_Goal_. Put the stretch of the listing from its first line through the line containing "col-write-off-label: Write Off: [473, 220, 511, 232]", both included, into a Markdown table with the columns Row and Entry. Number each line in Row, give the line itself in Entry, and leave out blank lines.

=======

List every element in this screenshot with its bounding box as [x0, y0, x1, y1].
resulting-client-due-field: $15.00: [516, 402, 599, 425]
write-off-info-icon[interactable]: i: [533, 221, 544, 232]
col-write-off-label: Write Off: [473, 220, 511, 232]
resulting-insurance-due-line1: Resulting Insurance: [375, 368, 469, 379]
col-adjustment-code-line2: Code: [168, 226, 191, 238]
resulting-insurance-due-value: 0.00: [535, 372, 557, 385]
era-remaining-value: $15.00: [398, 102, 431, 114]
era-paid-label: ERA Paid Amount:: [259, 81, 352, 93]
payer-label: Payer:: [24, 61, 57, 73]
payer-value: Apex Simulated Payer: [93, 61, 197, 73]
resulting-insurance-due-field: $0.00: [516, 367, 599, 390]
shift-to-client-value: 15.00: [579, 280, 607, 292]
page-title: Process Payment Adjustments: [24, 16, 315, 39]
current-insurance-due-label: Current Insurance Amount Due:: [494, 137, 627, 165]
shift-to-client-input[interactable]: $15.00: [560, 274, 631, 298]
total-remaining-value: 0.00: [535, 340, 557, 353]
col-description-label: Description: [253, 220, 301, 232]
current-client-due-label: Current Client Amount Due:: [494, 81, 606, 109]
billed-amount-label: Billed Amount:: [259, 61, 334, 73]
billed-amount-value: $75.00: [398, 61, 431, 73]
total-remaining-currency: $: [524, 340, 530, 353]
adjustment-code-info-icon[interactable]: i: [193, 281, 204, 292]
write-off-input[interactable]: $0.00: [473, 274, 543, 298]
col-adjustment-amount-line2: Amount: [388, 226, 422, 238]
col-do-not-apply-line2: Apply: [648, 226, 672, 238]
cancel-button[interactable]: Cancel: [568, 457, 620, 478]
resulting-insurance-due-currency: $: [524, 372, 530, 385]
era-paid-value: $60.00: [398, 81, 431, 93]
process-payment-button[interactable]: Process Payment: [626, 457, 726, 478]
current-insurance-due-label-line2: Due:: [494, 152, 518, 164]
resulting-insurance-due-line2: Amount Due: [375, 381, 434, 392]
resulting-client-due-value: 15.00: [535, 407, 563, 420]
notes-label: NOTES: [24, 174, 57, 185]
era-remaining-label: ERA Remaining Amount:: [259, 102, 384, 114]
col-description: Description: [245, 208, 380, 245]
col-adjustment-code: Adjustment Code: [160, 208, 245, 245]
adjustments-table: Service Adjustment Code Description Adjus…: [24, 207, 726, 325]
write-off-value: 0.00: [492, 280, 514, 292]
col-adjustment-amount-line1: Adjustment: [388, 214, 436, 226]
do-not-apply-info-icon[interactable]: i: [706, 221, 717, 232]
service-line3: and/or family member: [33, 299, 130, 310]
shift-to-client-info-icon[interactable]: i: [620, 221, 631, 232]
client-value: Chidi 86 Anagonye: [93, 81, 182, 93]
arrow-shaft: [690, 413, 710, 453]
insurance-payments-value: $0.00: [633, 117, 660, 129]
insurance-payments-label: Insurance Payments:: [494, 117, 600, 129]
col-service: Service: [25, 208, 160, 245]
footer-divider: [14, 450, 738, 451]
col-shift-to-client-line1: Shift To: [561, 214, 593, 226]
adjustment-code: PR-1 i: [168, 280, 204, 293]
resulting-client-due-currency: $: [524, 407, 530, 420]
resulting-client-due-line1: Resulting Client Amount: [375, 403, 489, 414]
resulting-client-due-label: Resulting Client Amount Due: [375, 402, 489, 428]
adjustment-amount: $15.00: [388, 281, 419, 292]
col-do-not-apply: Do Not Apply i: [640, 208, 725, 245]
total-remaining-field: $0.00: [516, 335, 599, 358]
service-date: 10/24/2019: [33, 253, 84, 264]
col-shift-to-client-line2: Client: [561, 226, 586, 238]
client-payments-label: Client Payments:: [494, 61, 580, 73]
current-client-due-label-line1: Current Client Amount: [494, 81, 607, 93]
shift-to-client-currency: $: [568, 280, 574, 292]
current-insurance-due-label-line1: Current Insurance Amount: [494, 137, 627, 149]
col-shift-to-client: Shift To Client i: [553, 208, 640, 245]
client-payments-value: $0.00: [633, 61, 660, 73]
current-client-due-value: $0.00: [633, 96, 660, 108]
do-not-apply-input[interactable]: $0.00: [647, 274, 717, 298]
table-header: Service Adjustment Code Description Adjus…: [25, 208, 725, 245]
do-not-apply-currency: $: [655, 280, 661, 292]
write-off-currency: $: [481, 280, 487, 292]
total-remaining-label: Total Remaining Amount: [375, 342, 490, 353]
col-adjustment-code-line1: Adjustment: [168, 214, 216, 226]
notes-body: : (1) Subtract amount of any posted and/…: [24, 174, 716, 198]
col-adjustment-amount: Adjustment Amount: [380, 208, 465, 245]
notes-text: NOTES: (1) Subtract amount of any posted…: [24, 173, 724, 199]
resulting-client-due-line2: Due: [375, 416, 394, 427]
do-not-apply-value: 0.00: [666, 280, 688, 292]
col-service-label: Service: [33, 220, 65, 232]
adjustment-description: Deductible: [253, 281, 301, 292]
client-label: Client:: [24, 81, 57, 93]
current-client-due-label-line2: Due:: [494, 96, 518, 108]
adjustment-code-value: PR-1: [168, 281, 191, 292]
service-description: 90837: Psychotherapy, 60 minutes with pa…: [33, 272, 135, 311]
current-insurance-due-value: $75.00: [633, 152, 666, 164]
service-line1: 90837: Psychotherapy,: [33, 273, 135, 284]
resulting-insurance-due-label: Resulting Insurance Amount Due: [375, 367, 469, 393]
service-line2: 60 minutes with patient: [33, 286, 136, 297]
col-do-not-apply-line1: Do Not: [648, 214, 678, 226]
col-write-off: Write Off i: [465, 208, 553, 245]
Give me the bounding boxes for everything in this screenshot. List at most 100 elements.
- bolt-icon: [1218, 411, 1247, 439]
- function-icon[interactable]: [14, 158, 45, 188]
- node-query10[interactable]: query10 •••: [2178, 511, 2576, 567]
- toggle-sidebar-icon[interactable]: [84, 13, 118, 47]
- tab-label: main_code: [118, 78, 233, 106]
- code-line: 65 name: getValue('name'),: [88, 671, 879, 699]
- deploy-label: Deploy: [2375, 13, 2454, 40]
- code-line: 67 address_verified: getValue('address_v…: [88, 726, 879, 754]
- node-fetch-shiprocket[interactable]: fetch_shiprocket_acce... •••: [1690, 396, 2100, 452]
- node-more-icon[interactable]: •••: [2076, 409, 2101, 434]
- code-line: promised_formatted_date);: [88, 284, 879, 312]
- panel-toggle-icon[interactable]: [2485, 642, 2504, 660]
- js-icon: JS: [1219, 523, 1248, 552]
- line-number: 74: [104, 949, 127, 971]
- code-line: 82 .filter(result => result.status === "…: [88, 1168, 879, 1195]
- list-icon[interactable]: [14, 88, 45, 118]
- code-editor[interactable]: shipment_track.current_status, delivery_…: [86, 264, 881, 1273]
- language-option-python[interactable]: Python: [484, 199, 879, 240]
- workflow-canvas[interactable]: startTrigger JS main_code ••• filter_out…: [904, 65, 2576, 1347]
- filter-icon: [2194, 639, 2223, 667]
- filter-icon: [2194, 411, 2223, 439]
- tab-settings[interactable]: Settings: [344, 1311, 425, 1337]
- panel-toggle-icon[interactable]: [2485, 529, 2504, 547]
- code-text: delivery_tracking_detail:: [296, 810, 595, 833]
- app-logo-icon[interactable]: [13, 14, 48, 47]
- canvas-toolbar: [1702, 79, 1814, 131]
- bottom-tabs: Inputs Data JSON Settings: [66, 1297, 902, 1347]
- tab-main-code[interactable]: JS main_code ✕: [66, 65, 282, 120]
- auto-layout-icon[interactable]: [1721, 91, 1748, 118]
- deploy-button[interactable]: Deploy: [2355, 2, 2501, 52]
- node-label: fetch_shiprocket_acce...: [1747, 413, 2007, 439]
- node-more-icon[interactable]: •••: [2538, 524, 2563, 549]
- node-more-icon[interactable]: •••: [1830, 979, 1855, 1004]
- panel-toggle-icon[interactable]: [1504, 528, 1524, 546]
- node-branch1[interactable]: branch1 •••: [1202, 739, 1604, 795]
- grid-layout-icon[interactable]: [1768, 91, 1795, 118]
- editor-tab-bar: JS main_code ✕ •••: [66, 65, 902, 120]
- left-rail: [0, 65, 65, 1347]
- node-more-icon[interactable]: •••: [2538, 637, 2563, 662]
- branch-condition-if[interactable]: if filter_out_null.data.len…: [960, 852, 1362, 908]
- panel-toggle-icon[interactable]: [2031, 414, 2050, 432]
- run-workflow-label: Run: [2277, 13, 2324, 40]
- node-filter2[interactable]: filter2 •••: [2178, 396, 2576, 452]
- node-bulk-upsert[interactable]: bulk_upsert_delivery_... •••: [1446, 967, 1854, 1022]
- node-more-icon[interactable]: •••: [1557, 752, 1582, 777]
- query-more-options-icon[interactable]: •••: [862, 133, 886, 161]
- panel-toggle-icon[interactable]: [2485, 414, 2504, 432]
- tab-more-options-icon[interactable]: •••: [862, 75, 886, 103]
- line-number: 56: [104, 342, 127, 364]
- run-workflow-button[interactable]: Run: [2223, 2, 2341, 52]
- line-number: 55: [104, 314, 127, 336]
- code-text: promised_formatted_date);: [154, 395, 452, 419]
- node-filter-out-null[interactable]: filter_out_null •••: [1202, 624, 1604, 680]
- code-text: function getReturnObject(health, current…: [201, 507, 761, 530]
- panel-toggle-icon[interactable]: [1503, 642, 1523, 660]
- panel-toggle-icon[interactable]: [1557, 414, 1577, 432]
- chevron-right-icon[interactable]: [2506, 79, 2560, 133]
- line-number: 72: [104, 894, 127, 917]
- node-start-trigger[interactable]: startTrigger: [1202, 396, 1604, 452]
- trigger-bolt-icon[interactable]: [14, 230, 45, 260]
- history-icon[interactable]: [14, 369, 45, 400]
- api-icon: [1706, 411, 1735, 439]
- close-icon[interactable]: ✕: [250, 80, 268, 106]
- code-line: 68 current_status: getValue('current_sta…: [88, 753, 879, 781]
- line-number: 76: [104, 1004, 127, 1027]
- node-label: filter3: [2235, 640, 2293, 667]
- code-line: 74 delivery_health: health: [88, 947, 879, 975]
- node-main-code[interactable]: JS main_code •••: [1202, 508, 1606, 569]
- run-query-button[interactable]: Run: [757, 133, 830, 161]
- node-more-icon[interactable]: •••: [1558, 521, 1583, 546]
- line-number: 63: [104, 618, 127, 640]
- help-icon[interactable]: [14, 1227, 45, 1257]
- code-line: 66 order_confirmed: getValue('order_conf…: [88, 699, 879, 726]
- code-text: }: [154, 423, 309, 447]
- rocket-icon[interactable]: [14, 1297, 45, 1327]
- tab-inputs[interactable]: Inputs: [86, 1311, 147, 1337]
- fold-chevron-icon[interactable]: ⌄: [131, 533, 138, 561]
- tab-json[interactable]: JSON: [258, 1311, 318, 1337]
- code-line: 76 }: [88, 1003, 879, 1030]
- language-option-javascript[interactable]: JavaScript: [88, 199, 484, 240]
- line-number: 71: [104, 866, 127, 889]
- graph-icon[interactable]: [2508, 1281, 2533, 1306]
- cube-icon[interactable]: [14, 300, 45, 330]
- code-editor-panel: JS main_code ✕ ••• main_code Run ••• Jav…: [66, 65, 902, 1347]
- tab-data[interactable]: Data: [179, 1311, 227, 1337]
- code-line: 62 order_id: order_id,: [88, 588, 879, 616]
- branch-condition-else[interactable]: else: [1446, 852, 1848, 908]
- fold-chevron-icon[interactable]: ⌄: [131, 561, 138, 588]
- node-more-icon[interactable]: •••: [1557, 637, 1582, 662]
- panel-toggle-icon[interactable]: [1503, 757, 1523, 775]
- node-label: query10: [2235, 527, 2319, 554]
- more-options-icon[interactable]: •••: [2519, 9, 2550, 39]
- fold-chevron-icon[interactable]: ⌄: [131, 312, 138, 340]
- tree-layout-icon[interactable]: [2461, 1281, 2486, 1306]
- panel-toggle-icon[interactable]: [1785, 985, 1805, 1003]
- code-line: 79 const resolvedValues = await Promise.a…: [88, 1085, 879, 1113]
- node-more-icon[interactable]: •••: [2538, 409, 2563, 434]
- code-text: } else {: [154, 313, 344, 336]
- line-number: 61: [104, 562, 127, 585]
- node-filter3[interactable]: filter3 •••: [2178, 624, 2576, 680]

=======

_Exercise result_.
| Row | Entry |
|---|---|
| 1 | List every element in this screenshot with its bounding box as [x0, y0, x1, y1]. |
| 2 | resulting-client-due-field: $15.00: [516, 402, 599, 425] |
| 3 | write-off-info-icon[interactable]: i: [533, 221, 544, 232] |
| 4 | col-write-off-label: Write Off: [473, 220, 511, 232] |